··· Records for this task

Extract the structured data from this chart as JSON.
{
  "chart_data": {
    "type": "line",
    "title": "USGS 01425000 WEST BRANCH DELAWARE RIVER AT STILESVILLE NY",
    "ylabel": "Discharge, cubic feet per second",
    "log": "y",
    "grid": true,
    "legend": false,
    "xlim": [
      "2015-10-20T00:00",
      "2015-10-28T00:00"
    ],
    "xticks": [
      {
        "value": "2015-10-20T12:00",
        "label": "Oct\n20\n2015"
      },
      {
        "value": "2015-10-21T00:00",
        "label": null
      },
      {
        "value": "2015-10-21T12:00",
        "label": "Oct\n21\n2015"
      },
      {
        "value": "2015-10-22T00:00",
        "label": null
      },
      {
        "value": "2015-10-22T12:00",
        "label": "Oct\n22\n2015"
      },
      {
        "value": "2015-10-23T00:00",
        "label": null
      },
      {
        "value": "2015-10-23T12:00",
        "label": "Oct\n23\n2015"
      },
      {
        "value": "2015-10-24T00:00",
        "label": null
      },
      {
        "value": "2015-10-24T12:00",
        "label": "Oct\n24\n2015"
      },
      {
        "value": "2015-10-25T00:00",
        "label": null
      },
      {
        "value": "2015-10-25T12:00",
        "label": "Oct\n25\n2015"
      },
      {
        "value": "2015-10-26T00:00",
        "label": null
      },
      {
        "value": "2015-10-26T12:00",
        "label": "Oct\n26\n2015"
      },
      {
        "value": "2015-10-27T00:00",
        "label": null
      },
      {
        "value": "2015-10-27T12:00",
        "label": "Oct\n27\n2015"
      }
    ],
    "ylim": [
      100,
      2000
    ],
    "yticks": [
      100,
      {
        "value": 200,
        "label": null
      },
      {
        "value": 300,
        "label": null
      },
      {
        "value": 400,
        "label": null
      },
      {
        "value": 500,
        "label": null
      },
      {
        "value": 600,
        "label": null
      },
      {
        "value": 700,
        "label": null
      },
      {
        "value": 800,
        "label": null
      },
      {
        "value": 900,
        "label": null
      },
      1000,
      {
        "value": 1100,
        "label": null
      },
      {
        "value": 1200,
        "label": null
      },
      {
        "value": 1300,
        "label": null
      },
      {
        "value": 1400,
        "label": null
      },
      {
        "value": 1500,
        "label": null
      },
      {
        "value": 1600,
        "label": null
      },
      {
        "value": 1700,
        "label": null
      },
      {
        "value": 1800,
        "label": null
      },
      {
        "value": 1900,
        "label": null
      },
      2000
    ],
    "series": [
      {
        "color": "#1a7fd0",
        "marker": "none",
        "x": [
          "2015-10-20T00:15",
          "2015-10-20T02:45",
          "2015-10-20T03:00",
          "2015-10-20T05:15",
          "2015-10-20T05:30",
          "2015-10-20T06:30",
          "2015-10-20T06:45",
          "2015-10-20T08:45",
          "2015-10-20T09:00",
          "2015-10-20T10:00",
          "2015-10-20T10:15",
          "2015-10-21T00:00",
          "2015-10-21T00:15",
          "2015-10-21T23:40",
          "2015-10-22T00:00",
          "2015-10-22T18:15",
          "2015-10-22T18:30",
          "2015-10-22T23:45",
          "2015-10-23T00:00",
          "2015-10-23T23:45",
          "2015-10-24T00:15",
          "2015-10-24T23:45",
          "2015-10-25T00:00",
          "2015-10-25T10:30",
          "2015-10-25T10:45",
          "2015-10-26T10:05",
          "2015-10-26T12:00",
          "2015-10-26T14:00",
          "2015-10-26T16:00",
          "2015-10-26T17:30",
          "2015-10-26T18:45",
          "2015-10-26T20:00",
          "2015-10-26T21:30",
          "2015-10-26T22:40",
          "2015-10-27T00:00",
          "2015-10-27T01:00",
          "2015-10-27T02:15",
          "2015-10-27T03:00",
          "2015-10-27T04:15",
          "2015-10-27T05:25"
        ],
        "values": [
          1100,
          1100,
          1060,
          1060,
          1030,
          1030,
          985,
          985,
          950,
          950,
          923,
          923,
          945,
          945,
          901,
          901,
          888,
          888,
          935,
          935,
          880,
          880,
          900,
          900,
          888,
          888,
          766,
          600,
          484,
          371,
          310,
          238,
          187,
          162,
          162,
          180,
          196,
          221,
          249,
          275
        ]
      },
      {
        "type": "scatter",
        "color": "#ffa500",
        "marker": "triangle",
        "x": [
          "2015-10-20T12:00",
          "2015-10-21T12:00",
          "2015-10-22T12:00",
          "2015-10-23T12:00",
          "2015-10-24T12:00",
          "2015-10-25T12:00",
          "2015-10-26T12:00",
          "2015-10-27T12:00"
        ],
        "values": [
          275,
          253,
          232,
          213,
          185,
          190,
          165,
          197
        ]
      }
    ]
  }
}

······

#### Goal:
Extract the complete listing verbatim.

#### Full output:
Extract the structured data from this chart as JSON.
{
  "chart_data": {
    "type": "line",
    "title": "USGS 01425000 WEST BRANCH DELAWARE RIVER AT STILESVILLE NY",
    "ylabel": "Discharge, cubic feet per second",
    "log": "y",
    "grid": true,
    "legend": false,
    "xlim": [
      "2015-10-20T00:00",
      "2015-10-28T00:00"
    ],
    "xticks": [
      {
        "value": "2015-10-20T12:00",
        "label": "Oct\n20\n2015"
      },
      {
        "value": "2015-10-21T00:00",
        "label": null
      },
      {
        "value": "2015-10-21T12:00",
        "label": "Oct\n21\n2015"
      },
      {
        "value": "2015-10-22T00:00",
        "label": null
      },
      {
        "value": "2015-10-22T12:00",
        "label": "Oct\n22\n2015"
      },
      {
        "value": "2015-10-23T00:00",
        "label": null
      },
      {
        "value": "2015-10-23T12:00",
        "label": "Oct\n23\n2015"
      },
      {
        "value": "2015-10-24T00:00",
        "label": null
      },
      {
        "value": "2015-10-24T12:00",
        "label": "Oct\n24\n2015"
      },
      {
        "value": "2015-10-25T00:00",
        "label": null
      },
      {
        "value": "2015-10-25T12:00",
        "label": "Oct\n25\n2015"
      },
      {
        "value": "2015-10-26T00:00",
        "label": null
      },
      {
        "value": "2015-10-26T12:00",
        "label": "Oct\n26\n2015"
      },
      {
        "value": "2015-10-27T00:00",
        "label": null
      },
      {
        "value": "2015-10-27T12:00",
        "label": "Oct\n27\n2015"
      }
    ],
    "ylim": [
      100,
      2000
    ],
    "yticks": [
      100,
      {
        "value": 200,
        "label": null
      },
      {
        "value": 300,
        "label": null
      },
      {
        "value": 400,
        "label": null
      },
      {
        "value": 500,
        "label": null
      },
      {
        "value": 600,
        "label": null
      },
      {
        "value": 700,
        "label": null
      },
      {
        "value": 800,
        "label": null
      },
      {
        "value": 900,
        "label": null
      },
      1000,
      {
        "value": 1100,
        "label": null
      },
      {
        "value": 1200,
        "label": null
      },
      {
        "value": 1300,
        "label": null
      },
      {
        "value": 1400,
        "label": null
      },
      {
        "value": 1500,
        "label": null
      },
      {
        "value": 1600,
        "label": null
      },
      {
        "value": 1700,
        "label": null
      },
      {
        "value": 1800,
        "label": null
      },
      {
        "value": 1900,
        "label": null
      },
      2000
    ],
    "series": [
      {
        "color": "#1a7fd0",
        "marker": "none",
        "x": [
          "2015-10-20T00:15",
          "2015-10-20T02:45",
          "2015-10-20T03:00",
          "2015-10-20T05:15",
          "2015-10-20T05:30",
          "2015-10-20T06:30",
          "2015-10-20T06:45",
          "2015-10-20T08:45",
          "2015-10-20T09:00",
          "2015-10-20T10:00",
          "2015-10-20T10:15",
          "2015-10-21T00:00",
          "2015-10-21T00:15",
          "2015-10-21T23:40",
          "2015-10-22T00:00",
          "2015-10-22T18:15",
          "2015-10-22T18:30",
          "2015-10-22T23:45",
          "2015-10-23T00:00",
          "2015-10-23T23:45",
          "2015-10-24T00:15",
          "2015-10-24T23:45",
          "2015-10-25T00:00",
          "2015-10-25T10:30",
          "2015-10-25T10:45",
          "2015-10-26T10:05",
          "2015-10-26T12:00",
          "2015-10-26T14:00",
          "2015-10-26T16:00",
          "2015-10-26T17:30",
          "2015-10-26T18:45",
          "2015-10-26T20:00",
          "2015-10-26T21:30",
          "2015-10-26T22:40",
          "2015-10-27T00:00",
          "2015-10-27T01:00",
          "2015-10-27T02:15",
          "2015-10-27T03:00",
          "2015-10-27T04:15",
          "2015-10-27T05:25"
        ],
        "values": [
          1100,
          1100,
          1060,
          1060,
          1030,
          1030,
          985,
          985,
          950,
          950,
          923,
          923,
          945,
          945,
          901,
          901,
          888,
          888,
          935,
          935,
          880,
          880,
          900,
          900,
          888,
          888,
          766,
          600,
          484,
          371,
          310,
          238,
          187,
          162,
          162,
          180,
          196,
          221,
          249,
          275
        ]
      },
      {
        "type": "scatter",
        "color": "#ffa500",
        "marker": "triangle",
        "x": [
          "2015-10-20T12:00",
          "2015-10-21T12:00",
          "2015-10-22T12:00",
          "2015-10-23T12:00",
          "2015-10-24T12:00",
          "2015-10-25T12:00",
          "2015-10-26T12:00",
          "2015-10-27T12:00"
        ],
        "values": [
          275,
          253,
          232,
          213,
          185,
          190,
          165,
          197
        ]
      }
    ]
  }
}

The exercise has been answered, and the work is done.